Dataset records
◇ ◇ ◇ ◇

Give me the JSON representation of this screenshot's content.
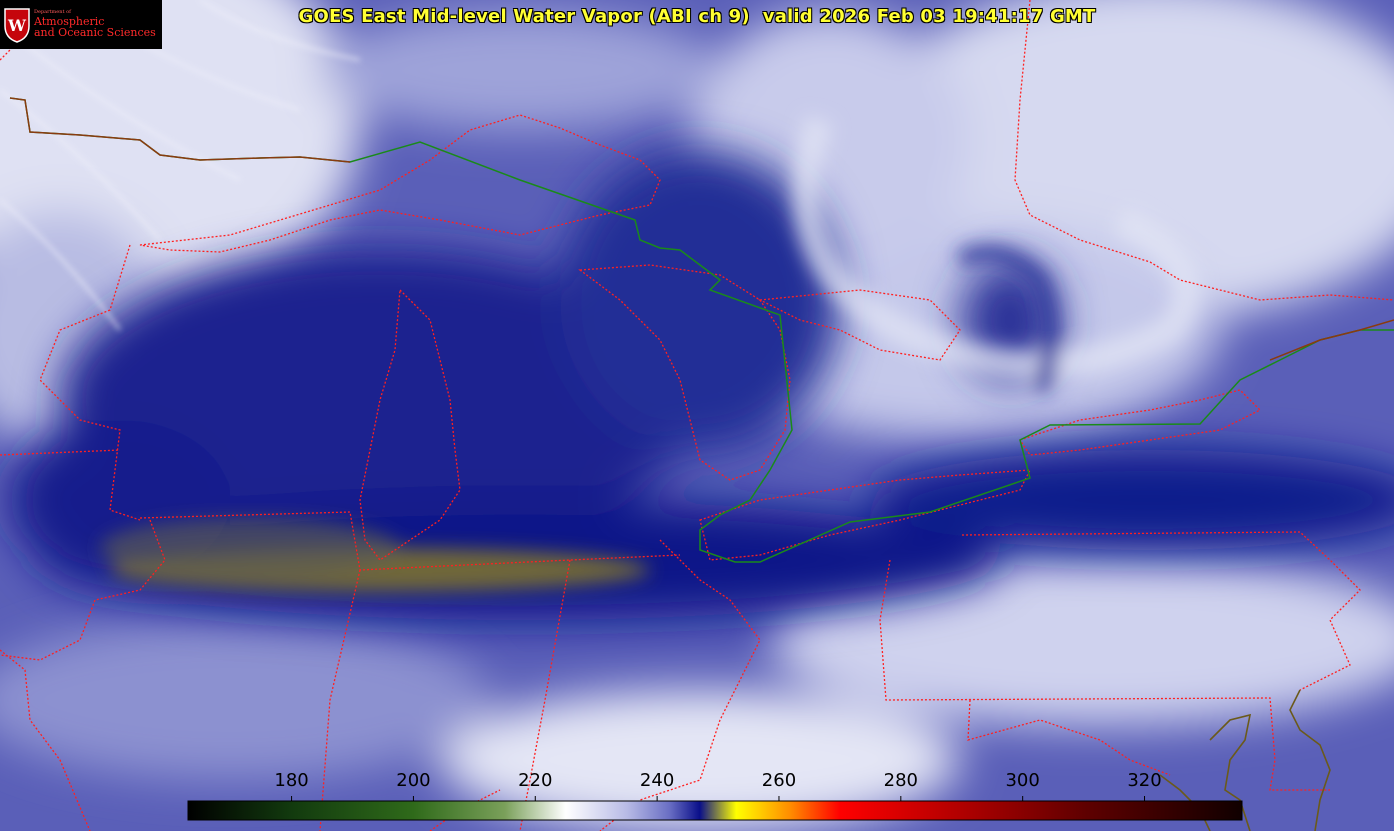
{
  "title": "GOES East Mid-level Water Vapor (ABI ch 9)  valid 2026 Feb 03 19:41:17 GMT",
  "logo": {
    "department": "Department of",
    "line1": "Atmospheric",
    "line2": "and Oceanic Sciences",
    "crest_letter": "W",
    "icon": "uw-crest-icon"
  },
  "colorbar": {
    "tick_labels": [
      "180",
      "200",
      "220",
      "240",
      "260",
      "280",
      "300",
      "320"
    ],
    "tick_values": [
      180,
      200,
      220,
      240,
      260,
      280,
      300,
      320
    ],
    "min_value": 163,
    "max_value": 336,
    "gradient_stops": [
      {
        "value": 163,
        "color": "#000000"
      },
      {
        "value": 180,
        "color": "#123a0e"
      },
      {
        "value": 200,
        "color": "#2f6a1a"
      },
      {
        "value": 215,
        "color": "#7aa05a"
      },
      {
        "value": 225,
        "color": "#ffffff"
      },
      {
        "value": 235,
        "color": "#b8bbe6"
      },
      {
        "value": 242,
        "color": "#6a6fc4"
      },
      {
        "value": 247,
        "color": "#0a0f8a"
      },
      {
        "value": 253,
        "color": "#ffff00"
      },
      {
        "value": 262,
        "color": "#ff8a00"
      },
      {
        "value": 270,
        "color": "#ff0000"
      },
      {
        "value": 290,
        "color": "#b00000"
      },
      {
        "value": 310,
        "color": "#600000"
      },
      {
        "value": 336,
        "color": "#100000"
      }
    ]
  },
  "colors": {
    "title": "#ffff33",
    "state_borders": "#ff2020",
    "intl_border": "#1a8a1a",
    "background_moist": "#cfd2ee",
    "background_dry": "#0c1688"
  }
}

◇ ◇ ◇ ◇

WHAT YOU SHOULD DO: Quote the records above exactly, leaving out any pictures.

EXERCISE OUTPUT:
Give me the JSON representation of this screenshot's content.
{
  "title": "GOES East Mid-level Water Vapor (ABI ch 9)  valid 2026 Feb 03 19:41:17 GMT",
  "logo": {
    "department": "Department of",
    "line1": "Atmospheric",
    "line2": "and Oceanic Sciences",
    "crest_letter": "W",
    "icon": "uw-crest-icon"
  },
  "colorbar": {
    "tick_labels": [
      "180",
      "200",
      "220",
      "240",
      "260",
      "280",
      "300",
      "320"
    ],
    "tick_values": [
      180,
      200,
      220,
      240,
      260,
      280,
      300,
      320
    ],
    "min_value": 163,
    "max_value": 336,
    "gradient_stops": [
      {
        "value": 163,
        "color": "#000000"
      },
      {
        "value": 180,
        "color": "#123a0e"
      },
      {
        "value": 200,
        "color": "#2f6a1a"
      },
      {
        "value": 215,
        "color": "#7aa05a"
      },
      {
        "value": 225,
        "color": "#ffffff"
      },
      {
        "value": 235,
        "color": "#b8bbe6"
      },
      {
        "value": 242,
        "color": "#6a6fc4"
      },
      {
        "value": 247,
        "color": "#0a0f8a"
      },
      {
        "value": 253,
        "color": "#ffff00"
      },
      {
        "value": 262,
        "color": "#ff8a00"
      },
      {
        "value": 270,
        "color": "#ff0000"
      },
      {
        "value": 290,
        "color": "#b00000"
      },
      {
        "value": 310,
        "color": "#600000"
      },
      {
        "value": 336,
        "color": "#100000"
      }
    ]
  },
  "colors": {
    "title": "#ffff33",
    "state_borders": "#ff2020",
    "intl_border": "#1a8a1a",
    "background_moist": "#cfd2ee",
    "background_dry": "#0c1688"
  }
}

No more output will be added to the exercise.